■ **THE REQUEST**
Determine how many lines below hold the string "Word". Reply with the number alone.

■ **RECORDS FOR THE EXERCISE**

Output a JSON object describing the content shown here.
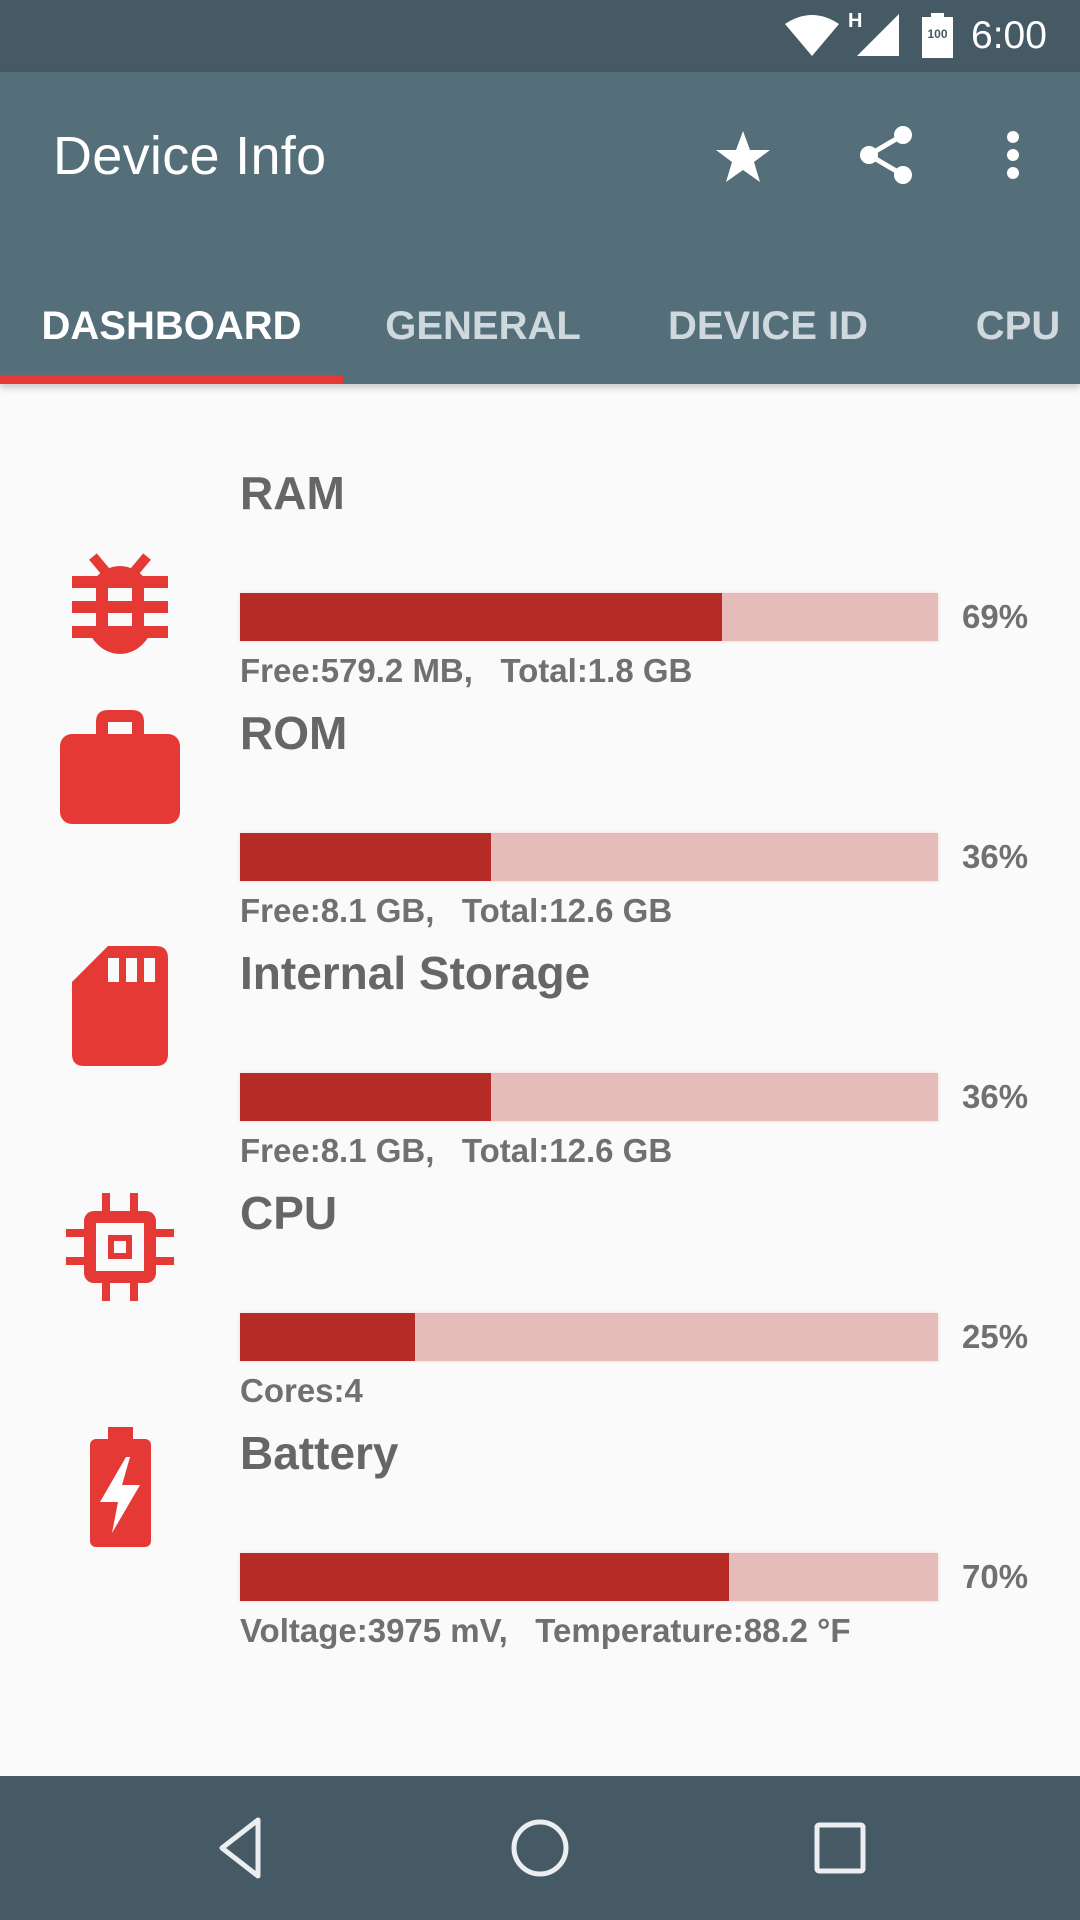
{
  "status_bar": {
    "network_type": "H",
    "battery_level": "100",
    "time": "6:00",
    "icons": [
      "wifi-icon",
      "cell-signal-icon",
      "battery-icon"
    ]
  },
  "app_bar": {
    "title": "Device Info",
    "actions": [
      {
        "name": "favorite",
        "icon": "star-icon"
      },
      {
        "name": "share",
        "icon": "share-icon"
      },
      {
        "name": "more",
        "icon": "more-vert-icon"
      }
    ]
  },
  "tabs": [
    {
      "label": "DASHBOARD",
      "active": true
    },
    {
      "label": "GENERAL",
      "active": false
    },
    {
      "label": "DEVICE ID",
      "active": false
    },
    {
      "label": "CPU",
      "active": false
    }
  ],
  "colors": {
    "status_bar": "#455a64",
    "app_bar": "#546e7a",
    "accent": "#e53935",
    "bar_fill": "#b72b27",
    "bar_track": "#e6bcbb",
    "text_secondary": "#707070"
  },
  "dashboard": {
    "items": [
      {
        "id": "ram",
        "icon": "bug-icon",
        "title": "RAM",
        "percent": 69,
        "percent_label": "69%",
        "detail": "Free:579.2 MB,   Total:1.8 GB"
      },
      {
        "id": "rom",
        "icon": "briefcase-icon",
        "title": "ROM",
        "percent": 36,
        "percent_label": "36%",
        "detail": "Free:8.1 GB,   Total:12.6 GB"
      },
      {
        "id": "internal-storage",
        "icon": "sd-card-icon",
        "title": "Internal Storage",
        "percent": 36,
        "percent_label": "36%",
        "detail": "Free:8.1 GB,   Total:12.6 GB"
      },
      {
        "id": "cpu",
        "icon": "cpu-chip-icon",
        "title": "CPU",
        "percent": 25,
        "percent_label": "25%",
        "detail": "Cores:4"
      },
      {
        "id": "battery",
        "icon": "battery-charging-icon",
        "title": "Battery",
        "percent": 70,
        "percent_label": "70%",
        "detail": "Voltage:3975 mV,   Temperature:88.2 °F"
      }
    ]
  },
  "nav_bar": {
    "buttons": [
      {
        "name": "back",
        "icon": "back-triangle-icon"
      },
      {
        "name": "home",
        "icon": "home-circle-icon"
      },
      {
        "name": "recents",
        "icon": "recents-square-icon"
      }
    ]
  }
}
...
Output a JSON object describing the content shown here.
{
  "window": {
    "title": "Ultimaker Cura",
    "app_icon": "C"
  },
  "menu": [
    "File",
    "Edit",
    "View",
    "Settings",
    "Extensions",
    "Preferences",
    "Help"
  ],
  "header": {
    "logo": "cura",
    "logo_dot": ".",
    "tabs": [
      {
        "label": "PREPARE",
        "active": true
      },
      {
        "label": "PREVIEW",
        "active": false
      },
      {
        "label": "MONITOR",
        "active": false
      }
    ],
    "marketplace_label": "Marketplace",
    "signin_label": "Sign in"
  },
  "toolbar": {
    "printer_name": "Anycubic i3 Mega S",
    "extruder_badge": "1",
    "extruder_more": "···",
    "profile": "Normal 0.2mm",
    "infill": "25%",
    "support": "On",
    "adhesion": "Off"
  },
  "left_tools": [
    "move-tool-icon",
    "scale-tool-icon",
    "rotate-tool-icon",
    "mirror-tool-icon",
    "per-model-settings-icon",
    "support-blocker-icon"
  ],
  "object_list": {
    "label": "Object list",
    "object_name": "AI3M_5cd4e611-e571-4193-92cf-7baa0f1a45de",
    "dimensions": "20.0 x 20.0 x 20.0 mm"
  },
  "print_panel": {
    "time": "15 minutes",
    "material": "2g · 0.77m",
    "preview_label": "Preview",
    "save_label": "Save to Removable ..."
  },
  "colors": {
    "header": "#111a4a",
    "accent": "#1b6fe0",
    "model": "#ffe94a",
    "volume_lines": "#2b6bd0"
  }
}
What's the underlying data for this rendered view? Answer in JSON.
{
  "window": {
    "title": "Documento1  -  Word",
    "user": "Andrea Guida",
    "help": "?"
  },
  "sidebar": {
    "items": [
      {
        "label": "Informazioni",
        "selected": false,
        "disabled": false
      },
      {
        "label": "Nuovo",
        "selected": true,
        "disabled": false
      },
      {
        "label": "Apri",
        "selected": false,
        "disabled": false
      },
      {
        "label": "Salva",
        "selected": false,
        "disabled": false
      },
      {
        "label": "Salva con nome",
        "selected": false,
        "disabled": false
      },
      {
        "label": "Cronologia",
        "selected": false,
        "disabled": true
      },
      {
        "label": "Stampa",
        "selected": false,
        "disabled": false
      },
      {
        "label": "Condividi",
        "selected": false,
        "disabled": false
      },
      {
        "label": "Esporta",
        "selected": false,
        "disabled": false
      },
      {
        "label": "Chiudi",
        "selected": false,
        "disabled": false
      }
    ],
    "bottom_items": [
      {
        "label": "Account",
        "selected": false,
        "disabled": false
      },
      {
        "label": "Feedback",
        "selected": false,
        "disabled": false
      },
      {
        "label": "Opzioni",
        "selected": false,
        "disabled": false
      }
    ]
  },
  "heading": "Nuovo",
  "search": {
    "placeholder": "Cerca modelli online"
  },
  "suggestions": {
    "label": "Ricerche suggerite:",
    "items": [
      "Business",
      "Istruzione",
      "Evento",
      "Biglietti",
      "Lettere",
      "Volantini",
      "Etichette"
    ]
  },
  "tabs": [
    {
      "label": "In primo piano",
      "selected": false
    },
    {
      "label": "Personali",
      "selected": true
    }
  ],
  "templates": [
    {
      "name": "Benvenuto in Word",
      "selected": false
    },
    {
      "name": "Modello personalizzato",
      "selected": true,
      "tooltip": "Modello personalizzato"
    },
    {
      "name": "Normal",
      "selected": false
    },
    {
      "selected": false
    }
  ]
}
--
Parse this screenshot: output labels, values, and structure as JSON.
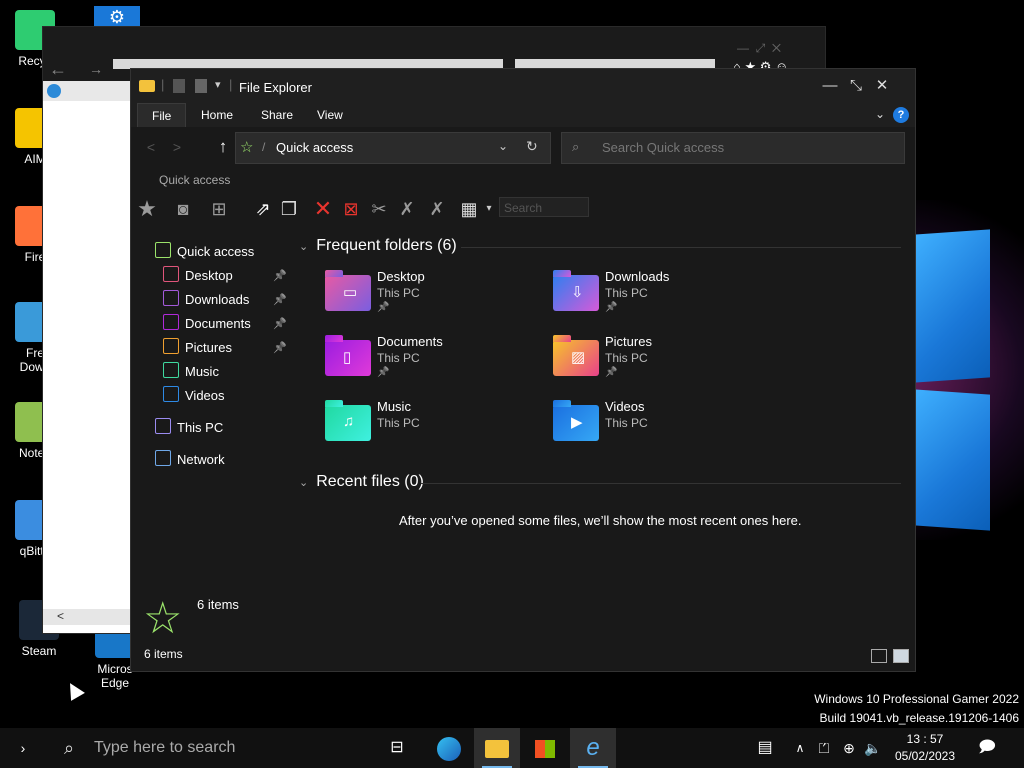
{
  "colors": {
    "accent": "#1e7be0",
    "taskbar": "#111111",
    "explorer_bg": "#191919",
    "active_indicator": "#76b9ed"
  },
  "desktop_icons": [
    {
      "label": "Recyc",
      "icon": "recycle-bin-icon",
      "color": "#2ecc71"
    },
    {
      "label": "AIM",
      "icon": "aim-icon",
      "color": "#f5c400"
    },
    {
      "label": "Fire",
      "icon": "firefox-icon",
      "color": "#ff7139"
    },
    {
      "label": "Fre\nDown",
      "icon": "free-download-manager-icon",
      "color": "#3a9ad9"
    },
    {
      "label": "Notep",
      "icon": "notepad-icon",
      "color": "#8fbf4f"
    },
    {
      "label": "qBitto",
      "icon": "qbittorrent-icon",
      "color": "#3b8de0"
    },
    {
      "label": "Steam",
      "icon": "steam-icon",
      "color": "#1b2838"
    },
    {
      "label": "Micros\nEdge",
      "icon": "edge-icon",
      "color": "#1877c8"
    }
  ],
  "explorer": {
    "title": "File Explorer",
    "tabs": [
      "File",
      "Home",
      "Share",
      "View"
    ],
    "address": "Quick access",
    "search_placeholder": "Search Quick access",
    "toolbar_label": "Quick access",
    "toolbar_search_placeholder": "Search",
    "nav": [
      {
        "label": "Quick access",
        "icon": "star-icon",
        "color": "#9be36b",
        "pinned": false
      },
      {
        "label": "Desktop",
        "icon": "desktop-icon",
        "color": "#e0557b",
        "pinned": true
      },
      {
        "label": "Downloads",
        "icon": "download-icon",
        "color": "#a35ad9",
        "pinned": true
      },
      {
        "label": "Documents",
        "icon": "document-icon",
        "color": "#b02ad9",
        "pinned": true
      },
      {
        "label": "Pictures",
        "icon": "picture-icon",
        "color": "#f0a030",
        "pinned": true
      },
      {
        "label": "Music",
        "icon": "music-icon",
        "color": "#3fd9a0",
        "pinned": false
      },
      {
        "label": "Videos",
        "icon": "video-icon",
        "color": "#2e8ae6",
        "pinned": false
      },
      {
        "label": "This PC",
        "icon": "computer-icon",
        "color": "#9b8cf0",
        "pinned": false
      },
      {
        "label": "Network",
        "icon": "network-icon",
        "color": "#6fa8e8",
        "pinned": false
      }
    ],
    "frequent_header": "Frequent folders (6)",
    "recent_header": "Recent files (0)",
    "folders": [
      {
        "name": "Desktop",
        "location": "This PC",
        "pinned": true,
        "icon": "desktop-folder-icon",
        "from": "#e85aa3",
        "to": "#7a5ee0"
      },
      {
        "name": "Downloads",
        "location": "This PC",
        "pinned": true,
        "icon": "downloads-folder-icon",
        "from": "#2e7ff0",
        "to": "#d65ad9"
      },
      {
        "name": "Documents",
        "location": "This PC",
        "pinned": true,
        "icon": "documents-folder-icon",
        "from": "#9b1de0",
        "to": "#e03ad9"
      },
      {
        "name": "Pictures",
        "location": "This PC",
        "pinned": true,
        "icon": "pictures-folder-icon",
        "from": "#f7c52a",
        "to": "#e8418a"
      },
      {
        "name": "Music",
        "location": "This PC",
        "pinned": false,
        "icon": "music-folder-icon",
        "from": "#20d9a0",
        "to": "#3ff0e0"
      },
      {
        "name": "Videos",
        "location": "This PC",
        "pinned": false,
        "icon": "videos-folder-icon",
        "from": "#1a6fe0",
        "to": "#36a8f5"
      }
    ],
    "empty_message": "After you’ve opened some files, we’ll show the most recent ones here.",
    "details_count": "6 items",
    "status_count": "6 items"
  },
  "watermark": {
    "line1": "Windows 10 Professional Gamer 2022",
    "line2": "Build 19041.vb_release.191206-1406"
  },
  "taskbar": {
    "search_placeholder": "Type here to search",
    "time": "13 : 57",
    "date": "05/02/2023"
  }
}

■ **WRITTEN ANSWER**
2